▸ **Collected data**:
== == ==

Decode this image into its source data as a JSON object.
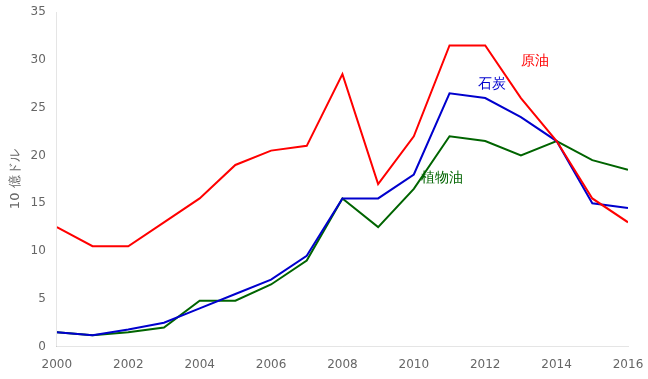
{
  "chart_data": {
    "type": "line",
    "ylabel": "10 億ドル",
    "x": [
      2000,
      2001,
      2002,
      2003,
      2004,
      2005,
      2006,
      2007,
      2008,
      2009,
      2010,
      2011,
      2012,
      2013,
      2014,
      2015,
      2016
    ],
    "series": [
      {
        "name": "原油",
        "color": "#ff0000",
        "values": [
          12.5,
          10.5,
          10.5,
          13.0,
          15.5,
          19.0,
          20.5,
          21.0,
          28.5,
          17.0,
          22.0,
          31.5,
          31.5,
          26.0,
          21.5,
          15.5,
          13.0
        ]
      },
      {
        "name": "石炭",
        "color": "#0000cd",
        "values": [
          1.5,
          1.2,
          1.8,
          2.5,
          4.0,
          5.5,
          7.0,
          9.5,
          15.5,
          15.5,
          18.0,
          26.5,
          26.0,
          24.0,
          21.5,
          15.0,
          14.5
        ]
      },
      {
        "name": "植物油",
        "color": "#006400",
        "values": [
          1.5,
          1.2,
          1.5,
          2.0,
          4.8,
          4.8,
          6.5,
          9.0,
          15.5,
          12.5,
          16.5,
          22.0,
          21.5,
          20.0,
          21.5,
          19.5,
          18.5
        ]
      }
    ],
    "annotations": [
      {
        "text": "原油",
        "x": 2013.0,
        "y": 29.5,
        "color": "#ff0000"
      },
      {
        "text": "石炭",
        "x": 2011.8,
        "y": 27.0,
        "color": "#0000cd"
      },
      {
        "text": "植物油",
        "x": 2010.2,
        "y": 17.2,
        "color": "#006400"
      }
    ],
    "xlim": [
      2000,
      2016
    ],
    "ylim": [
      0,
      35
    ],
    "xticks": [
      2000,
      2002,
      2004,
      2006,
      2008,
      2010,
      2012,
      2014,
      2016
    ],
    "yticks": [
      0,
      5,
      10,
      15,
      20,
      25,
      30,
      35
    ],
    "grid": false,
    "legend": false
  }
}
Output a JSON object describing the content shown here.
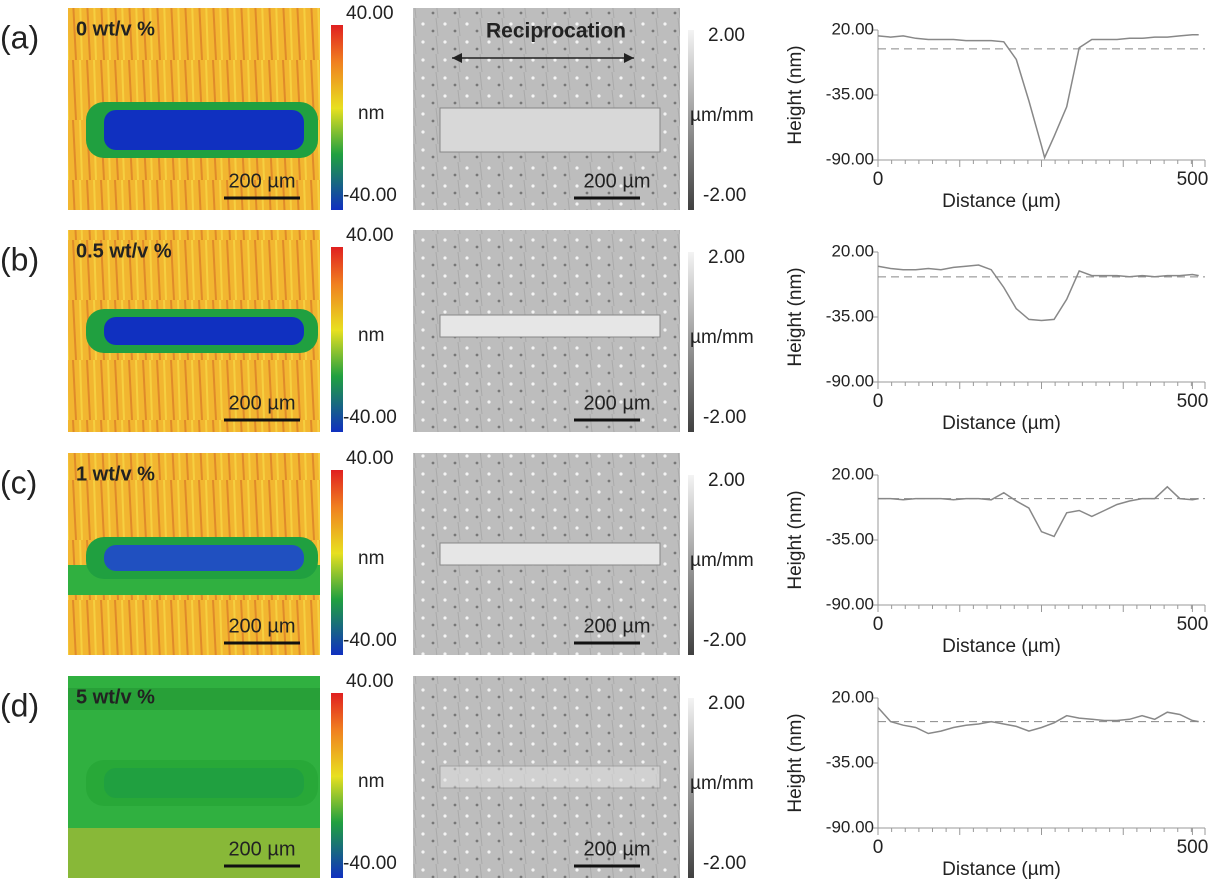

== == ==

▸ **WHAT YOU HAVE TO DO**: Repeat every record precisely. Any picture among them stays out of the copy.

▸ **SOLUTION**:
Decode this image into its source data as a JSON object.
{
  "chart_data": {
    "type": "line",
    "ylabel": "10 億ドル",
    "x": [
      2000,
      2001,
      2002,
      2003,
      2004,
      2005,
      2006,
      2007,
      2008,
      2009,
      2010,
      2011,
      2012,
      2013,
      2014,
      2015,
      2016
    ],
    "series": [
      {
        "name": "原油",
        "color": "#ff0000",
        "values": [
          12.5,
          10.5,
          10.5,
          13.0,
          15.5,
          19.0,
          20.5,
          21.0,
          28.5,
          17.0,
          22.0,
          31.5,
          31.5,
          26.0,
          21.5,
          15.5,
          13.0
        ]
      },
      {
        "name": "石炭",
        "color": "#0000cd",
        "values": [
          1.5,
          1.2,
          1.8,
          2.5,
          4.0,
          5.5,
          7.0,
          9.5,
          15.5,
          15.5,
          18.0,
          26.5,
          26.0,
          24.0,
          21.5,
          15.0,
          14.5
        ]
      },
      {
        "name": "植物油",
        "color": "#006400",
        "values": [
          1.5,
          1.2,
          1.5,
          2.0,
          4.8,
          4.8,
          6.5,
          9.0,
          15.5,
          12.5,
          16.5,
          22.0,
          21.5,
          20.0,
          21.5,
          19.5,
          18.5
        ]
      }
    ],
    "annotations": [
      {
        "text": "原油",
        "x": 2013.0,
        "y": 29.5,
        "color": "#ff0000"
      },
      {
        "text": "石炭",
        "x": 2011.8,
        "y": 27.0,
        "color": "#0000cd"
      },
      {
        "text": "植物油",
        "x": 2010.2,
        "y": 17.2,
        "color": "#006400"
      }
    ],
    "xlim": [
      2000,
      2016
    ],
    "ylim": [
      0,
      35
    ],
    "xticks": [
      2000,
      2002,
      2004,
      2006,
      2008,
      2010,
      2012,
      2014,
      2016
    ],
    "yticks": [
      0,
      5,
      10,
      15,
      20,
      25,
      30,
      35
    ],
    "grid": false,
    "legend": false
  }
}
Output a JSON object describing the content shown here.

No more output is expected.